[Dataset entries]
◇ ◇ ◇ ◇ ◇ ◇ ◇

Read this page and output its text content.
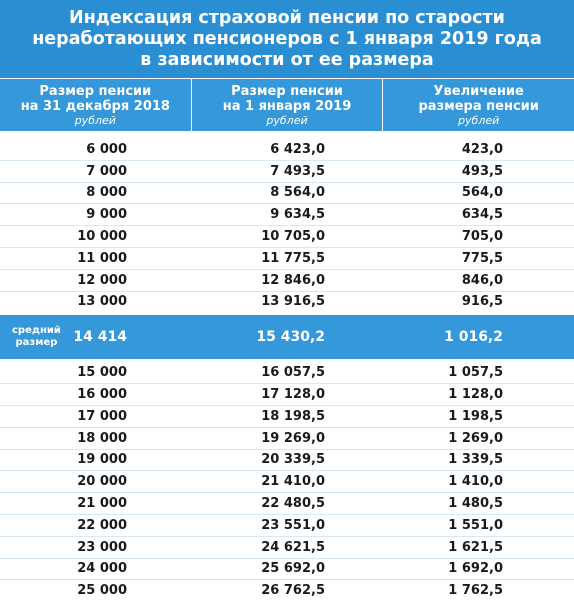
Индексация страховой пенсии по старости
неработающих пенсионеров с 1 января 2019 года
в зависимости от ее размера
Размер пенсии
на 31 декабря 2018
рублей
Размер пенсии
на 1 января 2019
рублей
Увеличение
размера пенсии
рублей
6 000	6 423,0	423,0
7 000	7 493,5	493,5
8 000	8 564,0	564,0
9 000	9 634,5	634,5
10 000	10 705,0	705,0
11 000	11 775,5	775,5
12 000	12 846,0	846,0
13 000	13 916,5	916,5
средний
размер	14 414	15 430,2	1 016,2
15 000	16 057,5	1 057,5
16 000	17 128,0	1 128,0
17 000	18 198,5	1 198,5
18 000	19 269,0	1 269,0
19 000	20 339,5	1 339,5
20 000	21 410,0	1 410,0
21 000	22 480,5	1 480,5
22 000	23 551,0	1 551,0
23 000	24 621,5	1 621,5
24 000	25 692,0	1 692,0
25 000	26 762,5	1 762,5
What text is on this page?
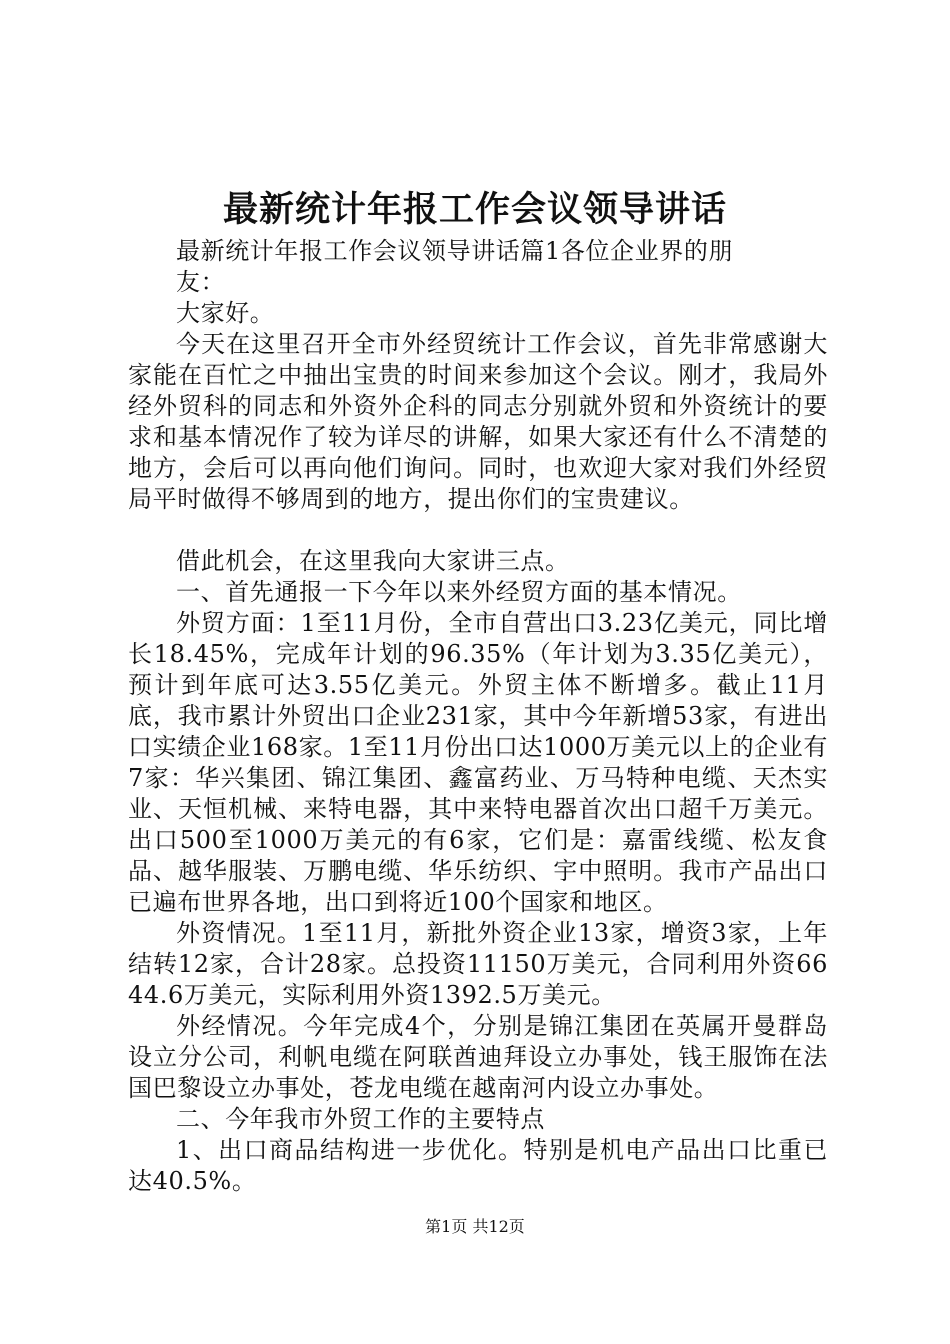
最新统计年报工作会议领导讲话

最新统计年报工作会议领导讲话篇1各位企业界的朋友：

大家好。

今天在这里召开全市外经贸统计工作会议，首先非常感谢大家能在百忙之中抽出宝贵的时间来参加这个会议。刚才，我局外经外贸科的同志和外资外企科的同志分别就外贸和外资统计的要求和基本情况作了较为详尽的讲解，如果大家还有什么不清楚的地方，会后可以再向他们询问。同时，也欢迎大家对我们外经贸局平时做得不够周到的地方，提出你们的宝贵建议。

借此机会，在这里我向大家讲三点。

一、首先通报一下今年以来外经贸方面的基本情况。

外贸方面：1至11月份，全市自营出口3.23亿美元，同比增长18.45%，完成年计划的96.35%（年计划为3.35亿美元），预计到年底可达3.55亿美元。外贸主体不断增多。截止11月底，我市累计外贸出口企业231家，其中今年新增53家，有进出口实绩企业168家。1至11月份出口达1000万美元以上的企业有7家：华兴集团、锦江集团、鑫富药业、万马特种电缆、天杰实业、天恒机械、来特电器，其中来特电器首次出口超千万美元。出口500至1000万美元的有6家，它们是：嘉雷线缆、松友食品、越华服装、万鹏电缆、华乐纺织、宇中照明。我市产品出口已遍布世界各地，出口到将近100个国家和地区。

外资情况。1至11月，新批外资企业13家，增资3家，上年结转12家，合计28家。总投资11150万美元，合同利用外资6644.6万美元，实际利用外资1392.5万美元。

外经情况。今年完成4个，分别是锦江集团在英属开曼群岛设立分公司，利帆电缆在阿联酋迪拜设立办事处，钱王服饰在法国巴黎设立办事处，苍龙电缆在越南河内设立办事处。

二、今年我市外贸工作的主要特点

1、出口商品结构进一步优化。特别是机电产品出口比重已达40.5%。

第1页 共12页
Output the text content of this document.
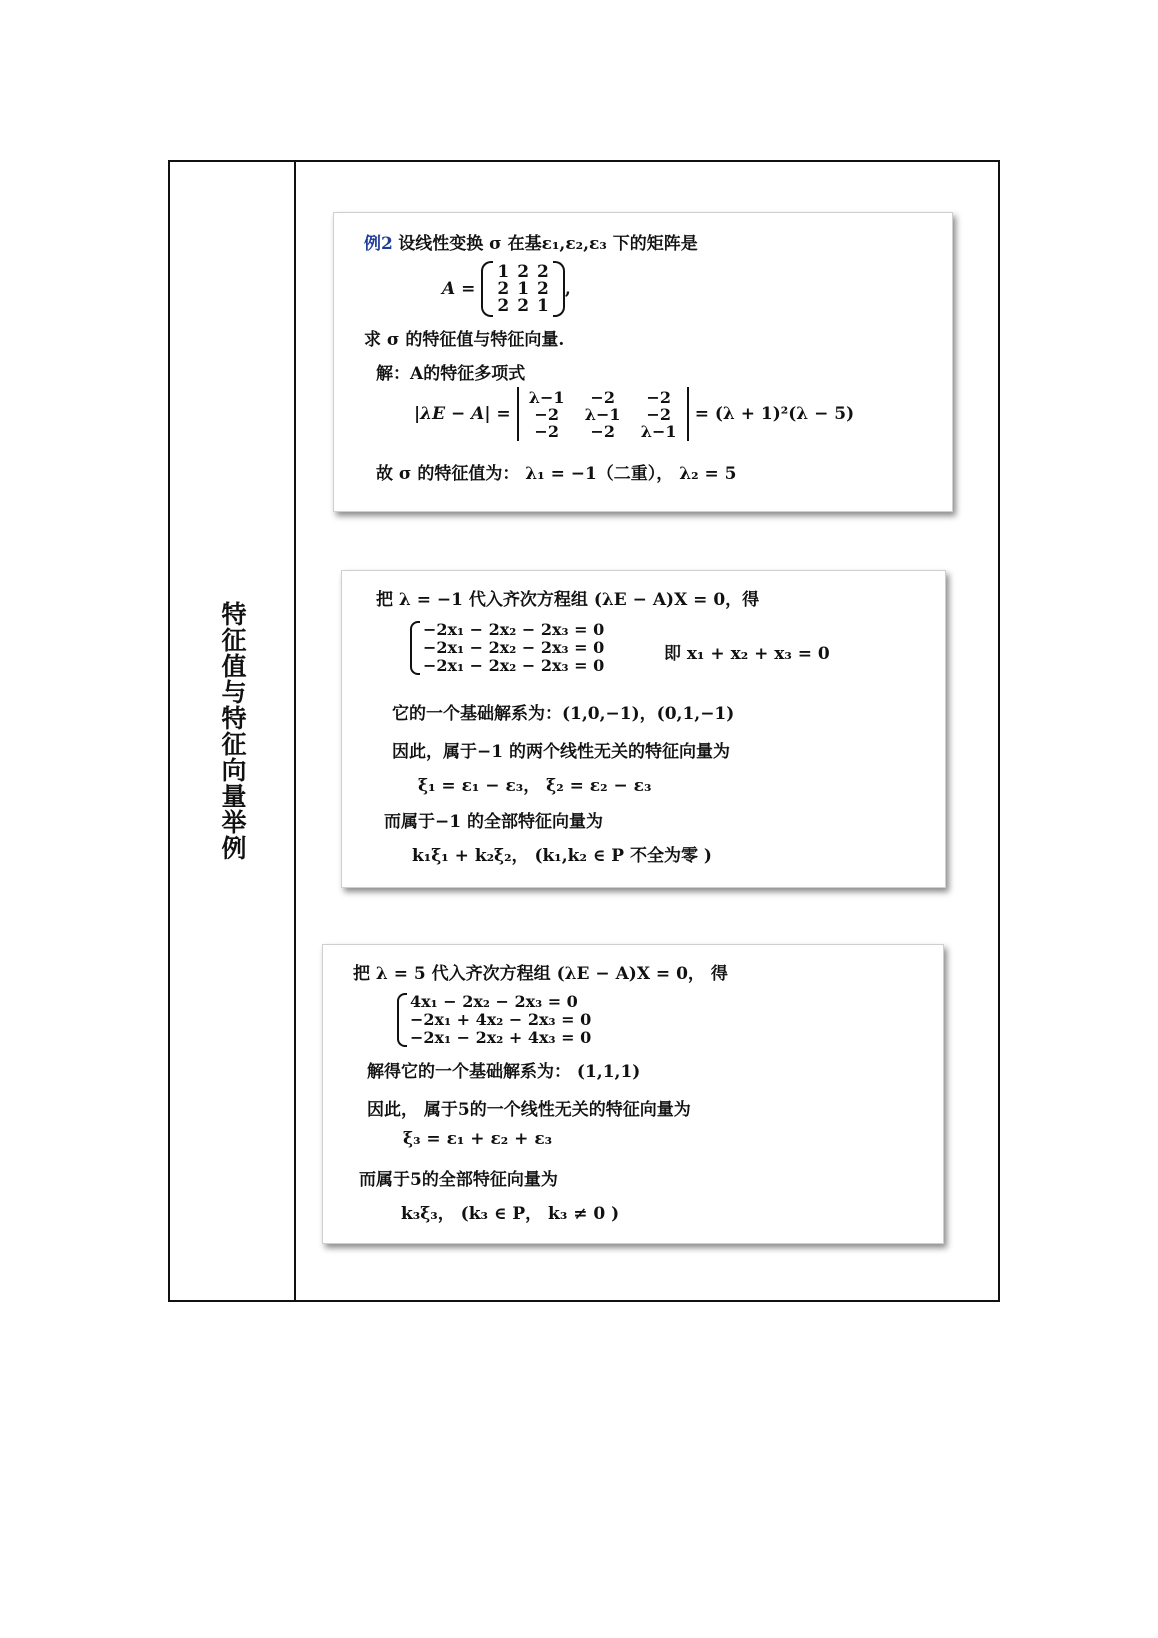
特征值与特征向量举例
例2 设线性变换 σ 在基ε₁,ε₂,ε₃ 下的矩阵是
A =
1 2 2
2 1 2
2 2 1
,
求 σ 的特征值与特征向量.
解：A的特征多项式
|λE − A| =
λ−1	−2	−2
−2	λ−1	−2
−2	−2	λ−1
= (λ + 1)²(λ − 5)
故 σ 的特征值为： λ₁ = −1（二重）， λ₂ = 5
把 λ = −1 代入齐次方程组 (λE − A)X = 0，得
−2x₁ − 2x₂ − 2x₃ = 0
−2x₁ − 2x₂ − 2x₃ = 0
−2x₁ − 2x₂ − 2x₃ = 0
即 x₁ + x₂ + x₃ = 0
它的一个基础解系为：(1,0,−1)，(0,1,−1)
因此，属于−1 的两个线性无关的特征向量为
ξ₁ = ε₁ − ε₃， ξ₂ = ε₂ − ε₃
而属于−1 的全部特征向量为
k₁ξ₁ + k₂ξ₂， (k₁,k₂ ∈ P 不全为零 )
把 λ = 5 代入齐次方程组 (λE − A)X = 0， 得
4x₁ − 2x₂ − 2x₃ = 0
−2x₁ + 4x₂ − 2x₃ = 0
−2x₁ − 2x₂ + 4x₃ = 0
解得它的一个基础解系为： (1,1,1)
因此， 属于5的一个线性无关的特征向量为
ξ₃ = ε₁ + ε₂ + ε₃
而属于5的全部特征向量为
k₃ξ₃， (k₃ ∈ P， k₃ ≠ 0 )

◇ ◇ ◇ ◇ ◇ ◇ ◇

● **Written request**
Copy each line of the records that contains the word "代入齐次方程组".

● **Written answer**
把 λ = −1 代入齐次方程组 (λE − A)X = 0，得
把 λ = 5 代入齐次方程组 (λE − A)X = 0， 得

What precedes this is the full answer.